Output every line below without omitting or altering anything.

------ MATERIAL PROVIDED

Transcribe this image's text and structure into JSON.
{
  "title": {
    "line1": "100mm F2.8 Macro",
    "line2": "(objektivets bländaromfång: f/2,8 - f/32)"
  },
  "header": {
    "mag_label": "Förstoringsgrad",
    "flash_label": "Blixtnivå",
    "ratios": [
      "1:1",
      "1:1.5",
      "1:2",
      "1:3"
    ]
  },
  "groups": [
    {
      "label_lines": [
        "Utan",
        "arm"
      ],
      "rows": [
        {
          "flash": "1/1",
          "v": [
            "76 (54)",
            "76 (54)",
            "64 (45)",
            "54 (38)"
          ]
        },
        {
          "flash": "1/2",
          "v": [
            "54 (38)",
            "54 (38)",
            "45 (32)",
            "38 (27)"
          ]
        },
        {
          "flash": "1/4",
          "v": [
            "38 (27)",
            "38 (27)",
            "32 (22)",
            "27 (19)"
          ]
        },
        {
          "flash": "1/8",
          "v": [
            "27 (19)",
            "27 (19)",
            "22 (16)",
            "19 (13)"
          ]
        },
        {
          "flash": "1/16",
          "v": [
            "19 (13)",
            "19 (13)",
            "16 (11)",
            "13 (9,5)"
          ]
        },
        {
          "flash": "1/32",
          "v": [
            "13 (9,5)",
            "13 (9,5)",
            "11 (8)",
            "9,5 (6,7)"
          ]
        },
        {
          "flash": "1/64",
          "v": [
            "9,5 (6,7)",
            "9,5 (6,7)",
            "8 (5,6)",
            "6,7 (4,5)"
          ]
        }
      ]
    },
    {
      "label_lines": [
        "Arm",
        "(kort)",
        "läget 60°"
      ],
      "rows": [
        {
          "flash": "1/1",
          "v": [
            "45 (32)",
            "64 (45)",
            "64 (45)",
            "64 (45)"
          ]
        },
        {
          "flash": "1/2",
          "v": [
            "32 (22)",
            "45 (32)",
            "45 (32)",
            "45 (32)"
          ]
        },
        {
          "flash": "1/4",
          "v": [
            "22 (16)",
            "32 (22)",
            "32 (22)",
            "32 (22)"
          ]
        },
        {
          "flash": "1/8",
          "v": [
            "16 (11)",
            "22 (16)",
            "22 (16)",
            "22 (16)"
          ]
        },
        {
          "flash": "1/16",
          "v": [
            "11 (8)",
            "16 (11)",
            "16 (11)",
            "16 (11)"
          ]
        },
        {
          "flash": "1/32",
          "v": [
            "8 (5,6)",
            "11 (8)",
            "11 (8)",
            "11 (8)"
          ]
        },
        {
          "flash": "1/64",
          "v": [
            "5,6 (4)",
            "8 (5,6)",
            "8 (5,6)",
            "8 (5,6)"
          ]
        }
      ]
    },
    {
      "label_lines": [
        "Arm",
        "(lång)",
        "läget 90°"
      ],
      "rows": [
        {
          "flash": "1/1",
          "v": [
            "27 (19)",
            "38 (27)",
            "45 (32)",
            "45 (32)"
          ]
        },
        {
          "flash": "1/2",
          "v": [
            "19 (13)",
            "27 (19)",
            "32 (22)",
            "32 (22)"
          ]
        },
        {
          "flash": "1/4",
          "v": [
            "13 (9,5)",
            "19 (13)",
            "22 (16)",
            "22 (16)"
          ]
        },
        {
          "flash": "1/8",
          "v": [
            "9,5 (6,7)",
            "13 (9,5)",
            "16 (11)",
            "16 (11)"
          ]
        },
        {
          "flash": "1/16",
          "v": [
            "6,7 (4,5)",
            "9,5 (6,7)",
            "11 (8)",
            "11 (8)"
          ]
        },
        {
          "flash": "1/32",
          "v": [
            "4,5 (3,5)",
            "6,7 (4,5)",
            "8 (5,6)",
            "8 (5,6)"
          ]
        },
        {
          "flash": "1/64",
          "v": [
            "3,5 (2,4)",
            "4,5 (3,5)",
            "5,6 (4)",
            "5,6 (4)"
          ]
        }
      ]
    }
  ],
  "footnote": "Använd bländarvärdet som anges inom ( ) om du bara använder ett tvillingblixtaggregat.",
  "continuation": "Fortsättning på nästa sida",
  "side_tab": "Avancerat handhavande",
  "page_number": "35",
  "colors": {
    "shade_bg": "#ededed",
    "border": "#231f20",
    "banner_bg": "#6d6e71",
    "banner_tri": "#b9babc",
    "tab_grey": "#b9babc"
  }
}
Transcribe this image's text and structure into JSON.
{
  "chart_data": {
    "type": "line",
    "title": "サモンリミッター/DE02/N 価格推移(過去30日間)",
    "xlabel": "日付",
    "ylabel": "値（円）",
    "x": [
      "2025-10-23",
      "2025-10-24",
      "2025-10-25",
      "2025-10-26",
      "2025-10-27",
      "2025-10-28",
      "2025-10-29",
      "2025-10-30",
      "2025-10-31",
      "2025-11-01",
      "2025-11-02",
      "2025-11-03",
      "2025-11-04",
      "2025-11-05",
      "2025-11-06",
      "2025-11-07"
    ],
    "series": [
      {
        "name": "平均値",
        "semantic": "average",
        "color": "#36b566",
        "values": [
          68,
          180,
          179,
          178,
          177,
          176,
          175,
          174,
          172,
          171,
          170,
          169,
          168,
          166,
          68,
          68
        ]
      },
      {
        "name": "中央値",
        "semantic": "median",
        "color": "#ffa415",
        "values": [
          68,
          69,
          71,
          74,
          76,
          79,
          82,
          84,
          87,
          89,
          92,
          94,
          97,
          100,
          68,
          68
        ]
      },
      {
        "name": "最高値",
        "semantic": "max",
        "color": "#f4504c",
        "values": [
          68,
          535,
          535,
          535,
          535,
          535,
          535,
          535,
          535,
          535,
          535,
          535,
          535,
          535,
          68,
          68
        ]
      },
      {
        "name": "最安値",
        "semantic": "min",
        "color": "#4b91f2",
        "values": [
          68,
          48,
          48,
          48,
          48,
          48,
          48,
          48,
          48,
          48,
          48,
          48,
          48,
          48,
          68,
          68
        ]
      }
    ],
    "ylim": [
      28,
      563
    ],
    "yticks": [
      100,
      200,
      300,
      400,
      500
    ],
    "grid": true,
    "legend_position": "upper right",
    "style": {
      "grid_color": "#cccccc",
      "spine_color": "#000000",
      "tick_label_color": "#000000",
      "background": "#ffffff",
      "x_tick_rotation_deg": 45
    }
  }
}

------------

:: SOLUTION FOR THIS EXERCISE ::
Transcribe this image's text and structure into JSON.
{
  "title": {
    "line1": "100mm F2.8 Macro",
    "line2": "(objektivets bländaromfång: f/2,8 - f/32)"
  },
  "header": {
    "mag_label": "Förstoringsgrad",
    "flash_label": "Blixtnivå",
    "ratios": [
      "1:1",
      "1:1.5",
      "1:2",
      "1:3"
    ]
  },
  "groups": [
    {
      "label_lines": [
        "Utan",
        "arm"
      ],
      "rows": [
        {
          "flash": "1/1",
          "v": [
            "76 (54)",
            "76 (54)",
            "64 (45)",
            "54 (38)"
          ]
        },
        {
          "flash": "1/2",
          "v": [
            "54 (38)",
            "54 (38)",
            "45 (32)",
            "38 (27)"
          ]
        },
        {
          "flash": "1/4",
          "v": [
            "38 (27)",
            "38 (27)",
            "32 (22)",
            "27 (19)"
          ]
        },
        {
          "flash": "1/8",
          "v": [
            "27 (19)",
            "27 (19)",
            "22 (16)",
            "19 (13)"
          ]
        },
        {
          "flash": "1/16",
          "v": [
            "19 (13)",
            "19 (13)",
            "16 (11)",
            "13 (9,5)"
          ]
        },
        {
          "flash": "1/32",
          "v": [
            "13 (9,5)",
            "13 (9,5)",
            "11 (8)",
            "9,5 (6,7)"
          ]
        },
        {
          "flash": "1/64",
          "v": [
            "9,5 (6,7)",
            "9,5 (6,7)",
            "8 (5,6)",
            "6,7 (4,5)"
          ]
        }
      ]
    },
    {
      "label_lines": [
        "Arm",
        "(kort)",
        "läget 60°"
      ],
      "rows": [
        {
          "flash": "1/1",
          "v": [
            "45 (32)",
            "64 (45)",
            "64 (45)",
            "64 (45)"
          ]
        },
        {
          "flash": "1/2",
          "v": [
            "32 (22)",
            "45 (32)",
            "45 (32)",
            "45 (32)"
          ]
        },
        {
          "flash": "1/4",
          "v": [
            "22 (16)",
            "32 (22)",
            "32 (22)",
            "32 (22)"
          ]
        },
        {
          "flash": "1/8",
          "v": [
            "16 (11)",
            "22 (16)",
            "22 (16)",
            "22 (16)"
          ]
        },
        {
          "flash": "1/16",
          "v": [
            "11 (8)",
            "16 (11)",
            "16 (11)",
            "16 (11)"
          ]
        },
        {
          "flash": "1/32",
          "v": [
            "8 (5,6)",
            "11 (8)",
            "11 (8)",
            "11 (8)"
          ]
        },
        {
          "flash": "1/64",
          "v": [
            "5,6 (4)",
            "8 (5,6)",
            "8 (5,6)",
            "8 (5,6)"
          ]
        }
      ]
    },
    {
      "label_lines": [
        "Arm",
        "(lång)",
        "läget 90°"
      ],
      "rows": [
        {
          "flash": "1/1",
          "v": [
            "27 (19)",
            "38 (27)",
            "45 (32)",
            "45 (32)"
          ]
        },
        {
          "flash": "1/2",
          "v": [
            "19 (13)",
            "27 (19)",
            "32 (22)",
            "32 (22)"
          ]
        },
        {
          "flash": "1/4",
          "v": [
            "13 (9,5)",
            "19 (13)",
            "22 (16)",
            "22 (16)"
          ]
        },
        {
          "flash": "1/8",
          "v": [
            "9,5 (6,7)",
            "13 (9,5)",
            "16 (11)",
            "16 (11)"
          ]
        },
        {
          "flash": "1/16",
          "v": [
            "6,7 (4,5)",
            "9,5 (6,7)",
            "11 (8)",
            "11 (8)"
          ]
        },
        {
          "flash": "1/32",
          "v": [
            "4,5 (3,5)",
            "6,7 (4,5)",
            "8 (5,6)",
            "8 (5,6)"
          ]
        },
        {
          "flash": "1/64",
          "v": [
            "3,5 (2,4)",
            "4,5 (3,5)",
            "5,6 (4)",
            "5,6 (4)"
          ]
        }
      ]
    }
  ],
  "footnote": "Använd bländarvärdet som anges inom ( ) om du bara använder ett tvillingblixtaggregat.",
  "continuation": "Fortsättning på nästa sida",
  "side_tab": "Avancerat handhavande",
  "page_number": "35",
  "colors": {
    "shade_bg": "#ededed",
    "border": "#231f20",
    "banner_bg": "#6d6e71",
    "banner_tri": "#b9babc",
    "tab_grey": "#b9babc"
  }
}
Transcribe this image's text and structure into JSON.
{
  "chart_data": {
    "type": "line",
    "title": "サモンリミッター/DE02/N 価格推移(過去30日間)",
    "xlabel": "日付",
    "ylabel": "値（円）",
    "x": [
      "2025-10-23",
      "2025-10-24",
      "2025-10-25",
      "2025-10-26",
      "2025-10-27",
      "2025-10-28",
      "2025-10-29",
      "2025-10-30",
      "2025-10-31",
      "2025-11-01",
      "2025-11-02",
      "2025-11-03",
      "2025-11-04",
      "2025-11-05",
      "2025-11-06",
      "2025-11-07"
    ],
    "series": [
      {
        "name": "平均値",
        "semantic": "average",
        "color": "#36b566",
        "values": [
          68,
          180,
          179,
          178,
          177,
          176,
          175,
          174,
          172,
          171,
          170,
          169,
          168,
          166,
          68,
          68
        ]
      },
      {
        "name": "中央値",
        "semantic": "median",
        "color": "#ffa415",
        "values": [
          68,
          69,
          71,
          74,
          76,
          79,
          82,
          84,
          87,
          89,
          92,
          94,
          97,
          100,
          68,
          68
        ]
      },
      {
        "name": "最高値",
        "semantic": "max",
        "color": "#f4504c",
        "values": [
          68,
          535,
          535,
          535,
          535,
          535,
          535,
          535,
          535,
          535,
          535,
          535,
          535,
          535,
          68,
          68
        ]
      },
      {
        "name": "最安値",
        "semantic": "min",
        "color": "#4b91f2",
        "values": [
          68,
          48,
          48,
          48,
          48,
          48,
          48,
          48,
          48,
          48,
          48,
          48,
          48,
          48,
          68,
          68
        ]
      }
    ],
    "ylim": [
      28,
      563
    ],
    "yticks": [
      100,
      200,
      300,
      400,
      500
    ],
    "grid": true,
    "legend_position": "upper right",
    "style": {
      "grid_color": "#cccccc",
      "spine_color": "#000000",
      "tick_label_color": "#000000",
      "background": "#ffffff",
      "x_tick_rotation_deg": 45
    }
  }
}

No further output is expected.